Dataset items:
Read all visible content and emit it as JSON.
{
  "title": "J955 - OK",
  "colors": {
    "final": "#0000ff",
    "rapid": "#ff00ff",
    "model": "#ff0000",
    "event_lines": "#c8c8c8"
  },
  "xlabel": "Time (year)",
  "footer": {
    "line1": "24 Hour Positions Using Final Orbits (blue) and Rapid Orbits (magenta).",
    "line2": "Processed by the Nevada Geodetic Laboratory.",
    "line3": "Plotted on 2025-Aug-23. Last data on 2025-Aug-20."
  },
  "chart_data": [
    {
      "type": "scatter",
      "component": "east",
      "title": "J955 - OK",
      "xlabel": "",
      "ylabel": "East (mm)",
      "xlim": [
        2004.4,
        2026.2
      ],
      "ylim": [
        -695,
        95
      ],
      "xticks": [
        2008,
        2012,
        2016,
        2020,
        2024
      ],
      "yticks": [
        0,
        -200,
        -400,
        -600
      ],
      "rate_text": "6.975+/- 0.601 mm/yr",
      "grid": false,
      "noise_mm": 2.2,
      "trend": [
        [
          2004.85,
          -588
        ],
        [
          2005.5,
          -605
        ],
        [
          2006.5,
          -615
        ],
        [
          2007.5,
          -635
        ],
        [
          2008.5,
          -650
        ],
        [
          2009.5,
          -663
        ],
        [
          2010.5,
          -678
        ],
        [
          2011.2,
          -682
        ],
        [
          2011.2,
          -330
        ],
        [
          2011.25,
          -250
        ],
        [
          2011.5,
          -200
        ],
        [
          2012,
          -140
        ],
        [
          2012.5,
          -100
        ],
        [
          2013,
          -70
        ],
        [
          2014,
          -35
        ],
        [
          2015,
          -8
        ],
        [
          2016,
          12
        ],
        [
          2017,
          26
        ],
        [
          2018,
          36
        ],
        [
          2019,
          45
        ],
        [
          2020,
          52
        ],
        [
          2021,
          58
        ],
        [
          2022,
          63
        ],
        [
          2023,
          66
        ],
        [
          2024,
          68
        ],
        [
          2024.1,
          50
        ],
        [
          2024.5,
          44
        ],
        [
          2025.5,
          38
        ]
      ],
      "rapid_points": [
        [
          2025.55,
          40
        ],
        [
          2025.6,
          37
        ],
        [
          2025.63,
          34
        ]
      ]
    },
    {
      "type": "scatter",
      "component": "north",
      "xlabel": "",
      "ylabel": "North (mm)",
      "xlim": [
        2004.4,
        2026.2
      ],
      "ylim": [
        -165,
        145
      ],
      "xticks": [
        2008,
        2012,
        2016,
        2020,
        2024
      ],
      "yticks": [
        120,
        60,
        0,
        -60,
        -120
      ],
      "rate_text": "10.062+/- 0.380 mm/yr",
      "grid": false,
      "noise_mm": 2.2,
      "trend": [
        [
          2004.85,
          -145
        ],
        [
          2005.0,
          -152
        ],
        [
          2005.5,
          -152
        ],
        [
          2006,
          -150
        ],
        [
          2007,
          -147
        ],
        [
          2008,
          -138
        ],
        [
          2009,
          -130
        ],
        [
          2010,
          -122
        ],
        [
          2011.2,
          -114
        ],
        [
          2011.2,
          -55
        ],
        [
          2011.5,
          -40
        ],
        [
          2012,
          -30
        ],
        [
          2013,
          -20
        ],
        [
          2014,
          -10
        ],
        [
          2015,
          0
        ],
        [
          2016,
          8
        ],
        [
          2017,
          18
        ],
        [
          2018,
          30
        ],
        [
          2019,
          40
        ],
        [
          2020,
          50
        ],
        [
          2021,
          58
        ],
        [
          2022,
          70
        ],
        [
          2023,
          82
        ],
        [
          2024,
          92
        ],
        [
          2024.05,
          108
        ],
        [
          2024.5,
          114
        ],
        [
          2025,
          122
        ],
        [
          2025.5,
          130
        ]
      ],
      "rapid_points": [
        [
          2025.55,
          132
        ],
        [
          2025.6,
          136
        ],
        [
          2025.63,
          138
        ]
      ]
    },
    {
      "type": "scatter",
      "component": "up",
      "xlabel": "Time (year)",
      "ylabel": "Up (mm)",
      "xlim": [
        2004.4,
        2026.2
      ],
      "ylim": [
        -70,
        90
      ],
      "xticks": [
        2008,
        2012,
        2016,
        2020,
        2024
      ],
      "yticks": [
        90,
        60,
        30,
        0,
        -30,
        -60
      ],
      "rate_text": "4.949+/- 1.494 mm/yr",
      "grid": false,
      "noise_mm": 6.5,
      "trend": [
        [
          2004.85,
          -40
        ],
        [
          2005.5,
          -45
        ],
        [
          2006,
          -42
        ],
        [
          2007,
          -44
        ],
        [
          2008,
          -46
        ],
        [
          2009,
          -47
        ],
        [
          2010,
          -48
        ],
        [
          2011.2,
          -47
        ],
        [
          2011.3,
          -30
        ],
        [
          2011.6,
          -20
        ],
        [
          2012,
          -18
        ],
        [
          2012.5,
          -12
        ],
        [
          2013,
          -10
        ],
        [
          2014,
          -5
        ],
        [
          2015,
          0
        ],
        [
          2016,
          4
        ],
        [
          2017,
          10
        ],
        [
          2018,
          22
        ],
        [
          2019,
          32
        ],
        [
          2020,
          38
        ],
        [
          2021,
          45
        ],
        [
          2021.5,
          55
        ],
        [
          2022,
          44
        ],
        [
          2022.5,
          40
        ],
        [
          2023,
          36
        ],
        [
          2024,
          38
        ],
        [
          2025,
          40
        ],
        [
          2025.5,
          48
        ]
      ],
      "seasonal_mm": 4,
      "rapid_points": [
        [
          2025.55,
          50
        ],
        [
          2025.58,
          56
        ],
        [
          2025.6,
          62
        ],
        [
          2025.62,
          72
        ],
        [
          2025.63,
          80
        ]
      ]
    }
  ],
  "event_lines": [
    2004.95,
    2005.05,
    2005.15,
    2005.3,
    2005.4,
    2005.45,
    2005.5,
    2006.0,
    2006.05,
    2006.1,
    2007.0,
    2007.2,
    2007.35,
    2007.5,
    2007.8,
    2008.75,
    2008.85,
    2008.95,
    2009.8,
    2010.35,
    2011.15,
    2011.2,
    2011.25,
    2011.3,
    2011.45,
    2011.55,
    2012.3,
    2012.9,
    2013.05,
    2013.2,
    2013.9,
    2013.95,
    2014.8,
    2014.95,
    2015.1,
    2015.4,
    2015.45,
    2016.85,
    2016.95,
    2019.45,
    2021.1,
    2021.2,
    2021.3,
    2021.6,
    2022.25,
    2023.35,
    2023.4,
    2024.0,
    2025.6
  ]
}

EXERCISE TASK:
Write out the complete set of records exactly as given.

RESULT OF THIS TASK:
Read all visible content and emit it as JSON.
{
  "title": "J955 - OK",
  "colors": {
    "final": "#0000ff",
    "rapid": "#ff00ff",
    "model": "#ff0000",
    "event_lines": "#c8c8c8"
  },
  "xlabel": "Time (year)",
  "footer": {
    "line1": "24 Hour Positions Using Final Orbits (blue) and Rapid Orbits (magenta).",
    "line2": "Processed by the Nevada Geodetic Laboratory.",
    "line3": "Plotted on 2025-Aug-23. Last data on 2025-Aug-20."
  },
  "chart_data": [
    {
      "type": "scatter",
      "component": "east",
      "title": "J955 - OK",
      "xlabel": "",
      "ylabel": "East (mm)",
      "xlim": [
        2004.4,
        2026.2
      ],
      "ylim": [
        -695,
        95
      ],
      "xticks": [
        2008,
        2012,
        2016,
        2020,
        2024
      ],
      "yticks": [
        0,
        -200,
        -400,
        -600
      ],
      "rate_text": "6.975+/- 0.601 mm/yr",
      "grid": false,
      "noise_mm": 2.2,
      "trend": [
        [
          2004.85,
          -588
        ],
        [
          2005.5,
          -605
        ],
        [
          2006.5,
          -615
        ],
        [
          2007.5,
          -635
        ],
        [
          2008.5,
          -650
        ],
        [
          2009.5,
          -663
        ],
        [
          2010.5,
          -678
        ],
        [
          2011.2,
          -682
        ],
        [
          2011.2,
          -330
        ],
        [
          2011.25,
          -250
        ],
        [
          2011.5,
          -200
        ],
        [
          2012,
          -140
        ],
        [
          2012.5,
          -100
        ],
        [
          2013,
          -70
        ],
        [
          2014,
          -35
        ],
        [
          2015,
          -8
        ],
        [
          2016,
          12
        ],
        [
          2017,
          26
        ],
        [
          2018,
          36
        ],
        [
          2019,
          45
        ],
        [
          2020,
          52
        ],
        [
          2021,
          58
        ],
        [
          2022,
          63
        ],
        [
          2023,
          66
        ],
        [
          2024,
          68
        ],
        [
          2024.1,
          50
        ],
        [
          2024.5,
          44
        ],
        [
          2025.5,
          38
        ]
      ],
      "rapid_points": [
        [
          2025.55,
          40
        ],
        [
          2025.6,
          37
        ],
        [
          2025.63,
          34
        ]
      ]
    },
    {
      "type": "scatter",
      "component": "north",
      "xlabel": "",
      "ylabel": "North (mm)",
      "xlim": [
        2004.4,
        2026.2
      ],
      "ylim": [
        -165,
        145
      ],
      "xticks": [
        2008,
        2012,
        2016,
        2020,
        2024
      ],
      "yticks": [
        120,
        60,
        0,
        -60,
        -120
      ],
      "rate_text": "10.062+/- 0.380 mm/yr",
      "grid": false,
      "noise_mm": 2.2,
      "trend": [
        [
          2004.85,
          -145
        ],
        [
          2005.0,
          -152
        ],
        [
          2005.5,
          -152
        ],
        [
          2006,
          -150
        ],
        [
          2007,
          -147
        ],
        [
          2008,
          -138
        ],
        [
          2009,
          -130
        ],
        [
          2010,
          -122
        ],
        [
          2011.2,
          -114
        ],
        [
          2011.2,
          -55
        ],
        [
          2011.5,
          -40
        ],
        [
          2012,
          -30
        ],
        [
          2013,
          -20
        ],
        [
          2014,
          -10
        ],
        [
          2015,
          0
        ],
        [
          2016,
          8
        ],
        [
          2017,
          18
        ],
        [
          2018,
          30
        ],
        [
          2019,
          40
        ],
        [
          2020,
          50
        ],
        [
          2021,
          58
        ],
        [
          2022,
          70
        ],
        [
          2023,
          82
        ],
        [
          2024,
          92
        ],
        [
          2024.05,
          108
        ],
        [
          2024.5,
          114
        ],
        [
          2025,
          122
        ],
        [
          2025.5,
          130
        ]
      ],
      "rapid_points": [
        [
          2025.55,
          132
        ],
        [
          2025.6,
          136
        ],
        [
          2025.63,
          138
        ]
      ]
    },
    {
      "type": "scatter",
      "component": "up",
      "xlabel": "Time (year)",
      "ylabel": "Up (mm)",
      "xlim": [
        2004.4,
        2026.2
      ],
      "ylim": [
        -70,
        90
      ],
      "xticks": [
        2008,
        2012,
        2016,
        2020,
        2024
      ],
      "yticks": [
        90,
        60,
        30,
        0,
        -30,
        -60
      ],
      "rate_text": "4.949+/- 1.494 mm/yr",
      "grid": false,
      "noise_mm": 6.5,
      "trend": [
        [
          2004.85,
          -40
        ],
        [
          2005.5,
          -45
        ],
        [
          2006,
          -42
        ],
        [
          2007,
          -44
        ],
        [
          2008,
          -46
        ],
        [
          2009,
          -47
        ],
        [
          2010,
          -48
        ],
        [
          2011.2,
          -47
        ],
        [
          2011.3,
          -30
        ],
        [
          2011.6,
          -20
        ],
        [
          2012,
          -18
        ],
        [
          2012.5,
          -12
        ],
        [
          2013,
          -10
        ],
        [
          2014,
          -5
        ],
        [
          2015,
          0
        ],
        [
          2016,
          4
        ],
        [
          2017,
          10
        ],
        [
          2018,
          22
        ],
        [
          2019,
          32
        ],
        [
          2020,
          38
        ],
        [
          2021,
          45
        ],
        [
          2021.5,
          55
        ],
        [
          2022,
          44
        ],
        [
          2022.5,
          40
        ],
        [
          2023,
          36
        ],
        [
          2024,
          38
        ],
        [
          2025,
          40
        ],
        [
          2025.5,
          48
        ]
      ],
      "seasonal_mm": 4,
      "rapid_points": [
        [
          2025.55,
          50
        ],
        [
          2025.58,
          56
        ],
        [
          2025.6,
          62
        ],
        [
          2025.62,
          72
        ],
        [
          2025.63,
          80
        ]
      ]
    }
  ],
  "event_lines": [
    2004.95,
    2005.05,
    2005.15,
    2005.3,
    2005.4,
    2005.45,
    2005.5,
    2006.0,
    2006.05,
    2006.1,
    2007.0,
    2007.2,
    2007.35,
    2007.5,
    2007.8,
    2008.75,
    2008.85,
    2008.95,
    2009.8,
    2010.35,
    2011.15,
    2011.2,
    2011.25,
    2011.3,
    2011.45,
    2011.55,
    2012.3,
    2012.9,
    2013.05,
    2013.2,
    2013.9,
    2013.95,
    2014.8,
    2014.95,
    2015.1,
    2015.4,
    2015.45,
    2016.85,
    2016.95,
    2019.45,
    2021.1,
    2021.2,
    2021.3,
    2021.6,
    2022.25,
    2023.35,
    2023.4,
    2024.0,
    2025.6
  ]
}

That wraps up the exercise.